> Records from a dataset
▼

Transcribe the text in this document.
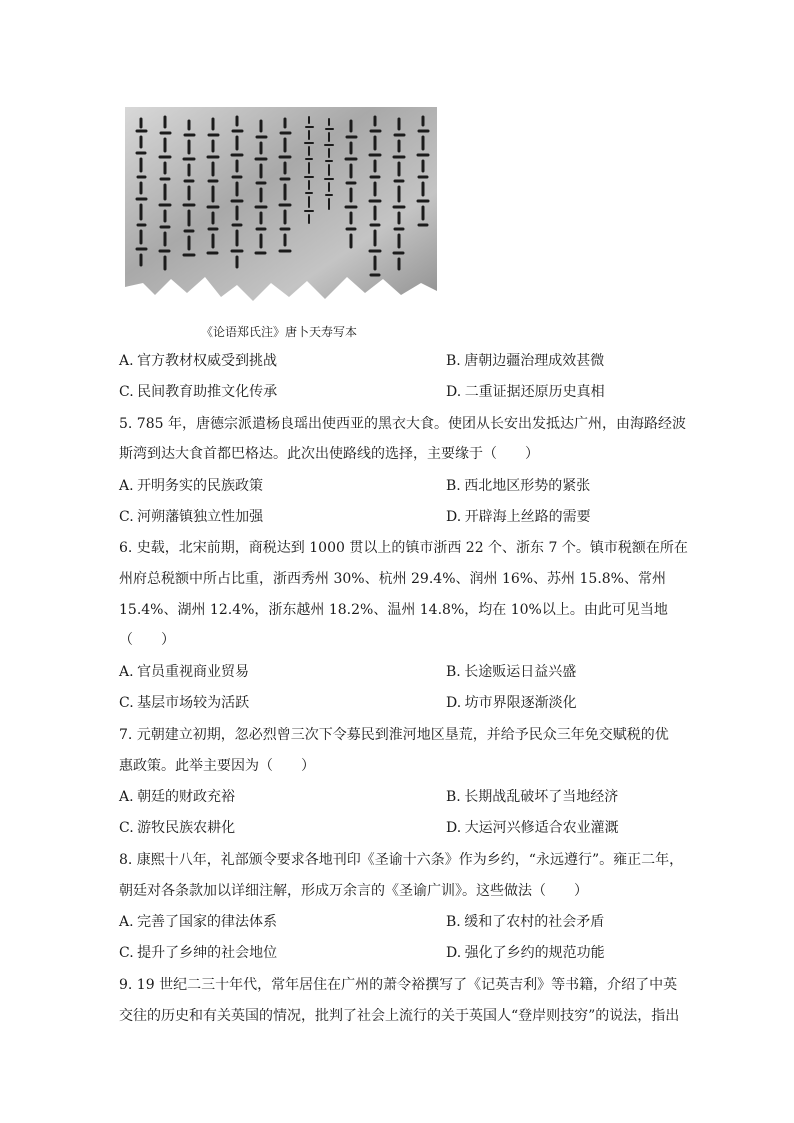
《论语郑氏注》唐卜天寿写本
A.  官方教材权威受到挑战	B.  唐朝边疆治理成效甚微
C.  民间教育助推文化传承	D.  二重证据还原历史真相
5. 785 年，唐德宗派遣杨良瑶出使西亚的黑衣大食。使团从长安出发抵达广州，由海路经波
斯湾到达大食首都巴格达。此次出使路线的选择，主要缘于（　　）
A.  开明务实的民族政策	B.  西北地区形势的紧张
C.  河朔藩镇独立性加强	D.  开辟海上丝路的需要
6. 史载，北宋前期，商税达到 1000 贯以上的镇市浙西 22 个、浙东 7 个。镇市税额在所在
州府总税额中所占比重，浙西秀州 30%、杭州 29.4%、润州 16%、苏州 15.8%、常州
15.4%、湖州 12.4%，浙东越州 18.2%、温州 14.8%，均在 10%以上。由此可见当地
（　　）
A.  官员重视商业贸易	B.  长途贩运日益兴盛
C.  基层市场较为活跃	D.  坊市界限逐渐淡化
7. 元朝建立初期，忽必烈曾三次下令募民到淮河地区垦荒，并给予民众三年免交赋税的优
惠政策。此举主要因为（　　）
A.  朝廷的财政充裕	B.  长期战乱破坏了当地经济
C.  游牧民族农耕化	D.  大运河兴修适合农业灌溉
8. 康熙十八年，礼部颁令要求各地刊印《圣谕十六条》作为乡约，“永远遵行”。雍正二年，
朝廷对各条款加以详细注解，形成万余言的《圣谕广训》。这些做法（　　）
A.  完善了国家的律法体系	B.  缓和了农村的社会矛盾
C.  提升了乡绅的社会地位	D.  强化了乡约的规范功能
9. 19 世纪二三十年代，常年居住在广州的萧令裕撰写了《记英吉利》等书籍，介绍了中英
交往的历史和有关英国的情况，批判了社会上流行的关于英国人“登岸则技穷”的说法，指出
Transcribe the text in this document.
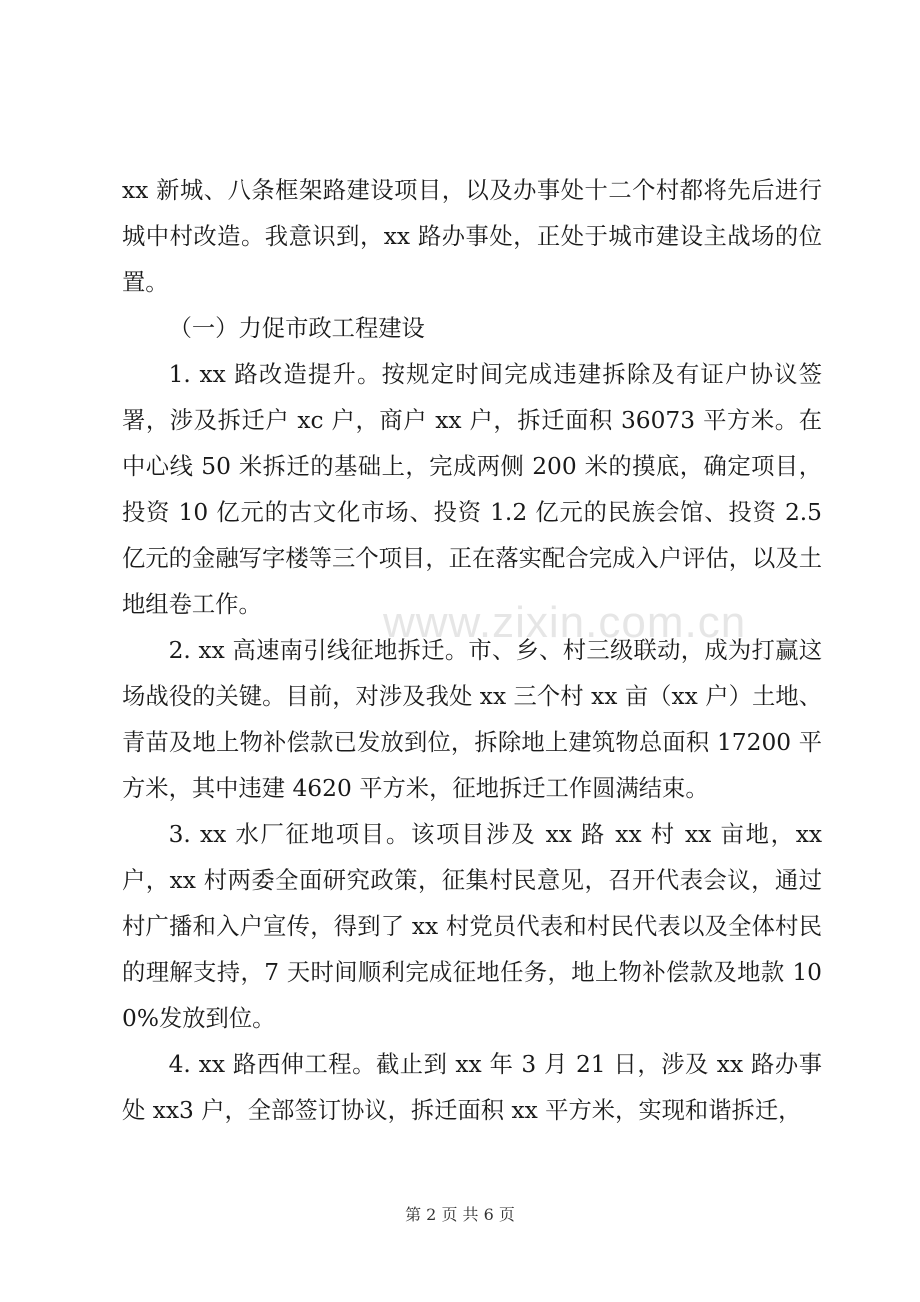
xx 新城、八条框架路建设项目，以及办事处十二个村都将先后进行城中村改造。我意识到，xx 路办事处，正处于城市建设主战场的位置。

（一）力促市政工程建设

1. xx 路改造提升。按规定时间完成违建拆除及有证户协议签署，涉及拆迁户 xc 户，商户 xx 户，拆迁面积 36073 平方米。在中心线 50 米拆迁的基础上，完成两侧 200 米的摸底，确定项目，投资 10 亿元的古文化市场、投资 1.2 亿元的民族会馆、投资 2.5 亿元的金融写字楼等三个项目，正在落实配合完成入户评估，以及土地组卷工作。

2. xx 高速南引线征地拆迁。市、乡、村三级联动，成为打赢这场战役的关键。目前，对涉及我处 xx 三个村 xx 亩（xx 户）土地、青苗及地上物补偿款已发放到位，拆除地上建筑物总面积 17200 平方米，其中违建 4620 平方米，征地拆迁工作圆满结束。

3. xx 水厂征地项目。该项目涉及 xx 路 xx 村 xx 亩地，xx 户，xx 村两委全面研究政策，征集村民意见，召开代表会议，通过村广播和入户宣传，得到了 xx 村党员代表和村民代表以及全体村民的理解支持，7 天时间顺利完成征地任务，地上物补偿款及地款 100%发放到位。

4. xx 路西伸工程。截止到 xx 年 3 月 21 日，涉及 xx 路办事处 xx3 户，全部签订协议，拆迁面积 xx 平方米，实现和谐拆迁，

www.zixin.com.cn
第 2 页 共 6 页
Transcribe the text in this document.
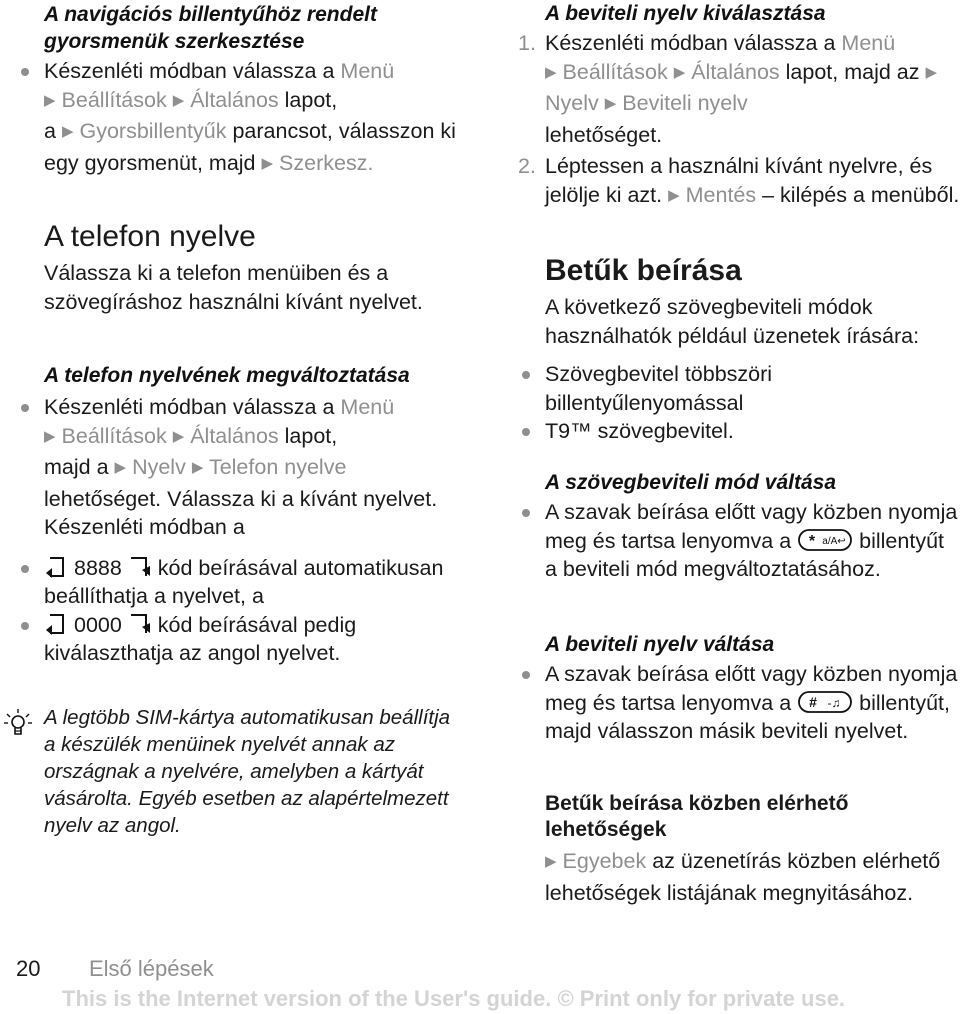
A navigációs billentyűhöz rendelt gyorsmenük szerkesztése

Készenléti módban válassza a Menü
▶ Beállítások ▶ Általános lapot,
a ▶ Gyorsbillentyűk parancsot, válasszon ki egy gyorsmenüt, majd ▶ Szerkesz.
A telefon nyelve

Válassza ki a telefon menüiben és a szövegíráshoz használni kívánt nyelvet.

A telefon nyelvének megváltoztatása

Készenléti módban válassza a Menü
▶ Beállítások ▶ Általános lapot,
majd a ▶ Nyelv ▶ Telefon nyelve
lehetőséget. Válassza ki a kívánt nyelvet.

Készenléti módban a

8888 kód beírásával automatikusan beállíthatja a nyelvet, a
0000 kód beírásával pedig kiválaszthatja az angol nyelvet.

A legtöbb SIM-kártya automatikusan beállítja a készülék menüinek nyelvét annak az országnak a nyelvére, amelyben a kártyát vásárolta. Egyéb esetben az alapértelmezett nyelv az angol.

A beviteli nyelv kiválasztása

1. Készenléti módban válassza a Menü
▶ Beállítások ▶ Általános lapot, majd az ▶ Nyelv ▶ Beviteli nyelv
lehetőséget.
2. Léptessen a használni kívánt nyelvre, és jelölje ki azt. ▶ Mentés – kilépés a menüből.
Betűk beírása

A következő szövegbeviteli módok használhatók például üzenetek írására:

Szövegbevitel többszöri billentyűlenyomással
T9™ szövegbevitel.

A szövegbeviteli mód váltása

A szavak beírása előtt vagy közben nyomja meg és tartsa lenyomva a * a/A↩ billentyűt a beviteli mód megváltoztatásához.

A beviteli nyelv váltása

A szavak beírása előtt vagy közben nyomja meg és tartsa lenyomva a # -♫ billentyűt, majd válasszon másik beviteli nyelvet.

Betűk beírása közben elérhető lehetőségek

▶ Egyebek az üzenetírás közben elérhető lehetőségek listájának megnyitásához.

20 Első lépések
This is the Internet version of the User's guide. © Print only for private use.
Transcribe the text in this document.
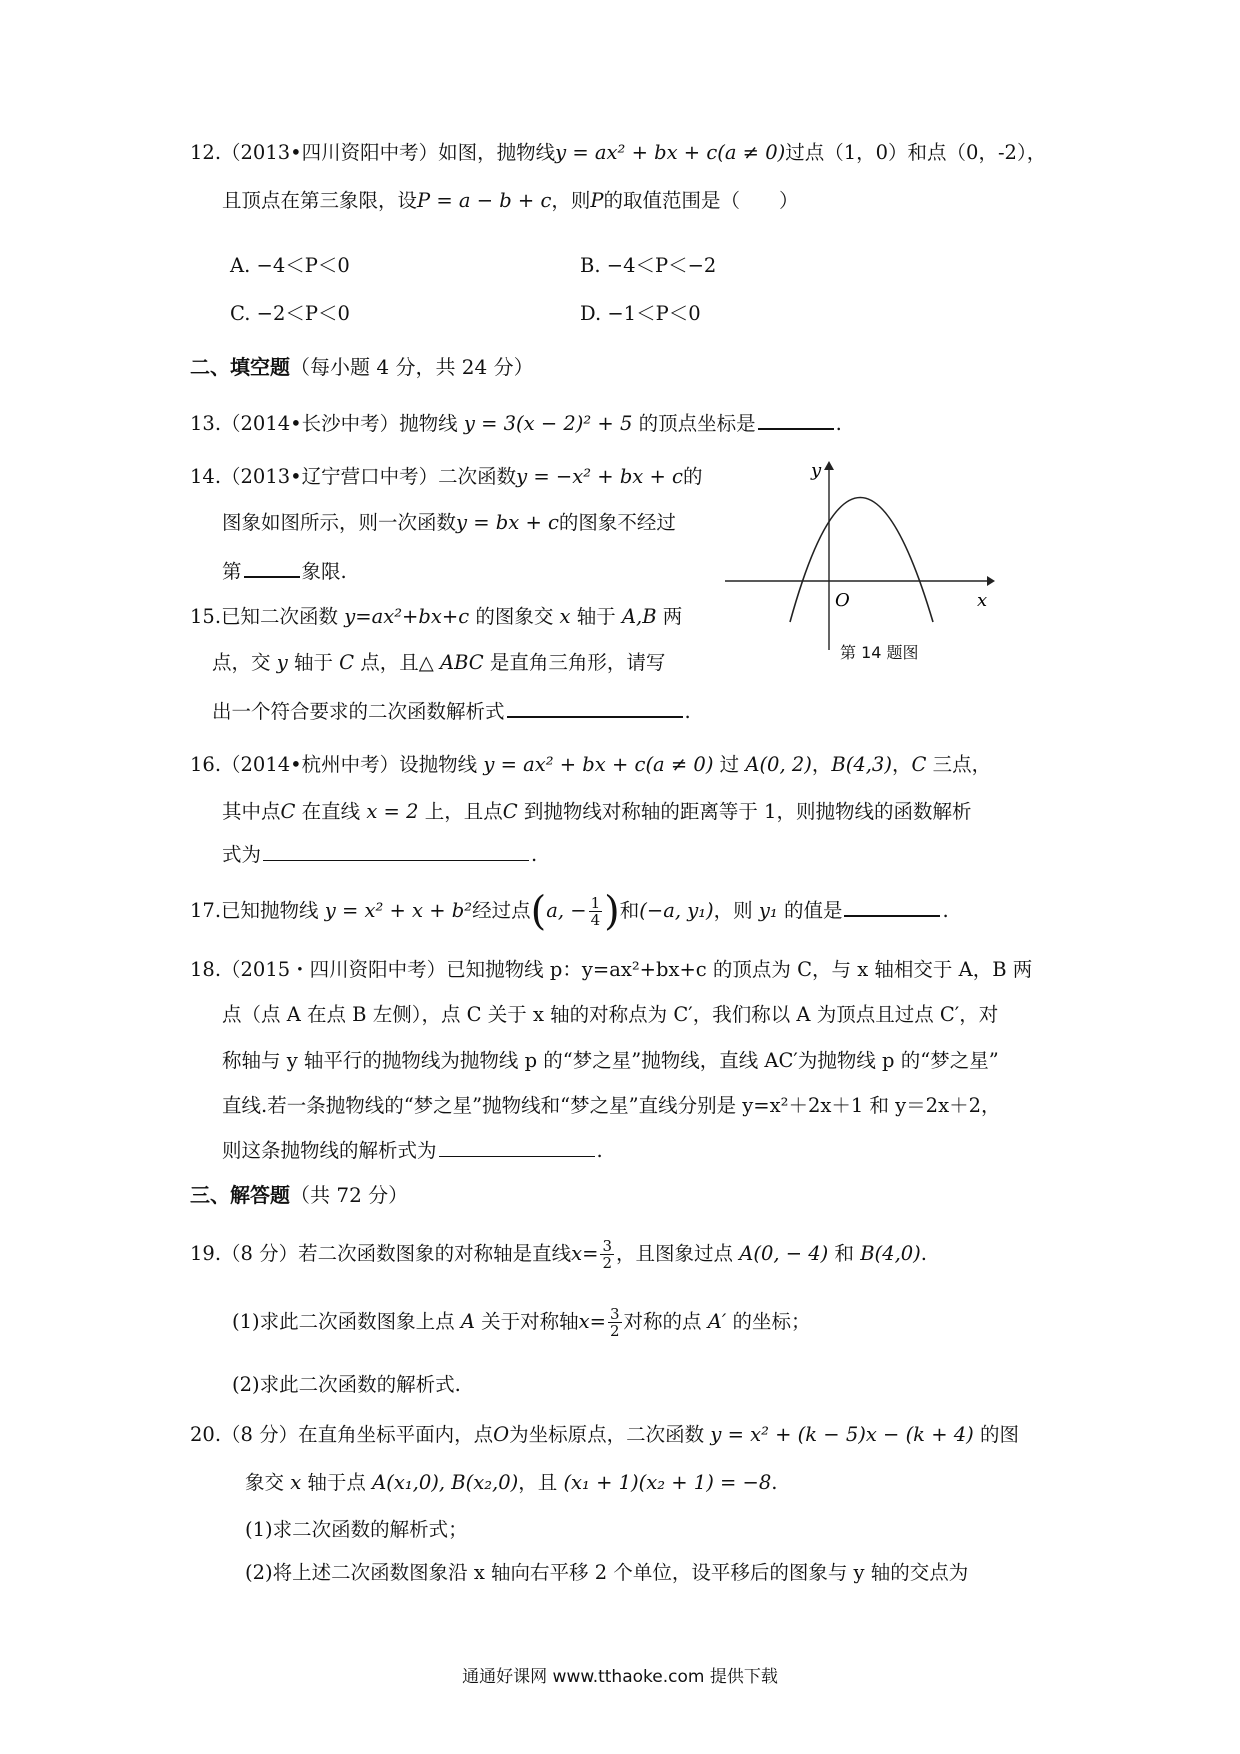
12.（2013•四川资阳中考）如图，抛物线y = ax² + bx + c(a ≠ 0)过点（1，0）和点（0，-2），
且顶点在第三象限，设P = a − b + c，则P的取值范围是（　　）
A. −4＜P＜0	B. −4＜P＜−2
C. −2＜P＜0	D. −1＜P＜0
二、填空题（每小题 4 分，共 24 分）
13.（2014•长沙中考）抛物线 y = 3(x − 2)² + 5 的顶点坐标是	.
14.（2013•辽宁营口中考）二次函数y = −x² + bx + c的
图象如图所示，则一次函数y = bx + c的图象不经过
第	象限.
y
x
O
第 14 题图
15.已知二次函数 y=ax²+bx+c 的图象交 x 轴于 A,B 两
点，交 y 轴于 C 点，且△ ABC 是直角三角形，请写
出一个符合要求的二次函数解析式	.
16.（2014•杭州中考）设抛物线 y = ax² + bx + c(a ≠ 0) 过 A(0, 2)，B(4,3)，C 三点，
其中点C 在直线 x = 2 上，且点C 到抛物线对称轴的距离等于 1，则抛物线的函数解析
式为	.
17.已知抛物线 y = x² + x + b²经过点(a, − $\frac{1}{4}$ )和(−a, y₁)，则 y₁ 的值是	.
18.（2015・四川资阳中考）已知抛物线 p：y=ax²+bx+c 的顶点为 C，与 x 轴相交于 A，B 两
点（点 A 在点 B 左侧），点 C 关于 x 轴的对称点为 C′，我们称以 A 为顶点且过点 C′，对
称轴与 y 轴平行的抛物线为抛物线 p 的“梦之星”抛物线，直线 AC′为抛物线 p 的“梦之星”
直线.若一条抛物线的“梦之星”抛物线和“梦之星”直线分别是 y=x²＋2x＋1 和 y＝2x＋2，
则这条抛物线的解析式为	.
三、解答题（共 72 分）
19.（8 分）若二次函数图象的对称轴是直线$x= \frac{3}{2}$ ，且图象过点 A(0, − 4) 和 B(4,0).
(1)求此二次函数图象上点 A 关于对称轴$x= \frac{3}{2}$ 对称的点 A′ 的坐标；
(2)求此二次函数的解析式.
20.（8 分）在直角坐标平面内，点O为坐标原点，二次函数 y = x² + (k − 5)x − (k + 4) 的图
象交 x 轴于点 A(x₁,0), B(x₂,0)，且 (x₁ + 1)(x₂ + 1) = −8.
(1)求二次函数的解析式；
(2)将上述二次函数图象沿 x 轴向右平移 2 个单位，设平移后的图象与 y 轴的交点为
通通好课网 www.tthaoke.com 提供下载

▲

> AIM
Within the listing above, copy each line that has the string "拆迁面积".

> PROBLEM SOLUTION
1. xx 路改造提升。按规定时间完成违建拆除及有证户协议签署，涉及拆迁户 xc 户，商户 xx 户，拆迁面积 36073 平方米。在中心线 50 米拆迁的基础上，完成两侧 200 米的摸底，确定项目，投资 10 亿元的古文化市场、投资 1.2 亿元的民族会馆、投资 2.5 亿元的金融写字楼等三个项目，正在落实配合完成入户评估，以及土地组卷工作。
4. xx 路西伸工程。截止到 xx 年 3 月 21 日，涉及 xx 路办事处 xx3 户，全部签订协议，拆迁面积 xx 平方米，实现和谐拆迁，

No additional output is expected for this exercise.